Objective → An exact copy of all the data is required, with pictures left out.

# Exercise material start

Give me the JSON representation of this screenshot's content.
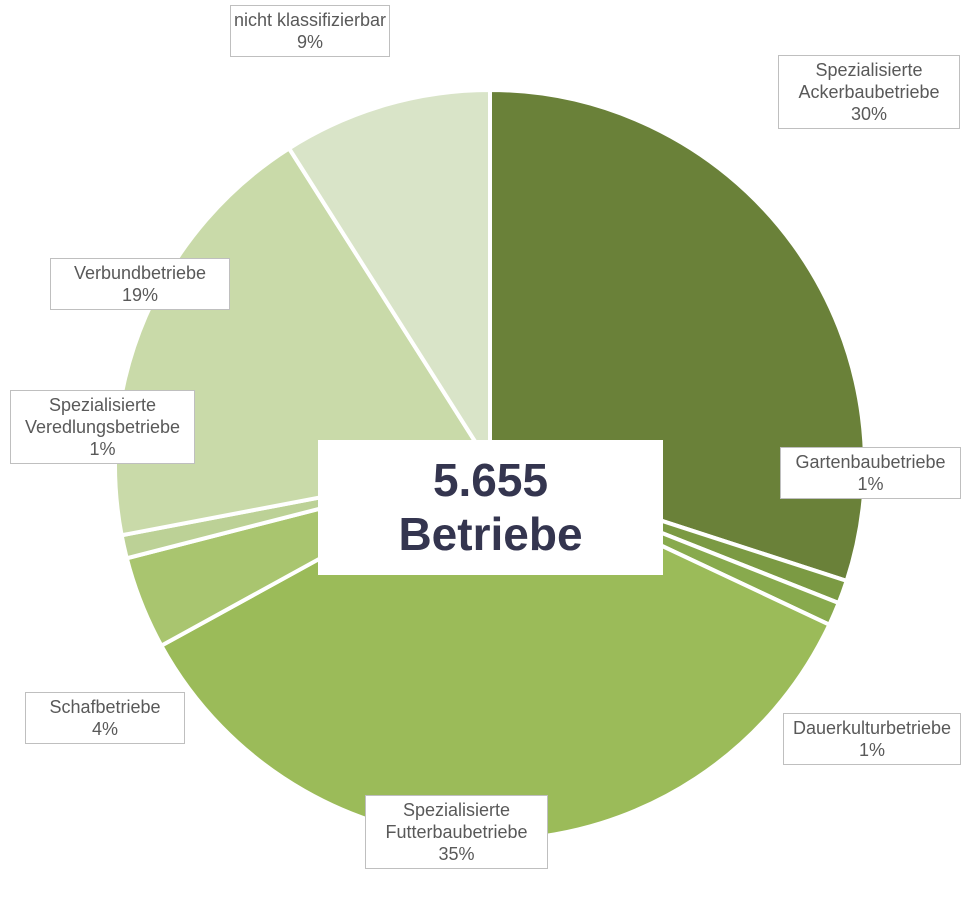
{
  "chart_data": {
    "type": "pie",
    "categories": [
      "Spezialisierte Ackerbaubetriebe",
      "Gartenbaubetriebe",
      "Dauerkulturbetriebe",
      "Spezialisierte Futterbaubetriebe",
      "Schafbetriebe",
      "Spezialisierte Veredlungsbetriebe",
      "Verbundbetriebe",
      "nicht klassifizierbar"
    ],
    "values": [
      30,
      1,
      1,
      35,
      4,
      1,
      19,
      9
    ],
    "value_labels": [
      "30%",
      "1%",
      "1%",
      "35%",
      "4%",
      "1%",
      "19%",
      "9%"
    ],
    "colors": [
      "#6a8139",
      "#7b9a43",
      "#88aa4d",
      "#9bbb59",
      "#a9c56f",
      "#bcd196",
      "#c9daa9",
      "#d9e4c8"
    ],
    "center_label": [
      "5.655",
      "Betriebe"
    ]
  }
}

# Exercise material end

Final result →
Give me the JSON representation of this screenshot's content.
{
  "chart_data": {
    "type": "pie",
    "categories": [
      "Spezialisierte Ackerbaubetriebe",
      "Gartenbaubetriebe",
      "Dauerkulturbetriebe",
      "Spezialisierte Futterbaubetriebe",
      "Schafbetriebe",
      "Spezialisierte Veredlungsbetriebe",
      "Verbundbetriebe",
      "nicht klassifizierbar"
    ],
    "values": [
      30,
      1,
      1,
      35,
      4,
      1,
      19,
      9
    ],
    "value_labels": [
      "30%",
      "1%",
      "1%",
      "35%",
      "4%",
      "1%",
      "19%",
      "9%"
    ],
    "colors": [
      "#6a8139",
      "#7b9a43",
      "#88aa4d",
      "#9bbb59",
      "#a9c56f",
      "#bcd196",
      "#c9daa9",
      "#d9e4c8"
    ],
    "center_label": [
      "5.655",
      "Betriebe"
    ]
  }
}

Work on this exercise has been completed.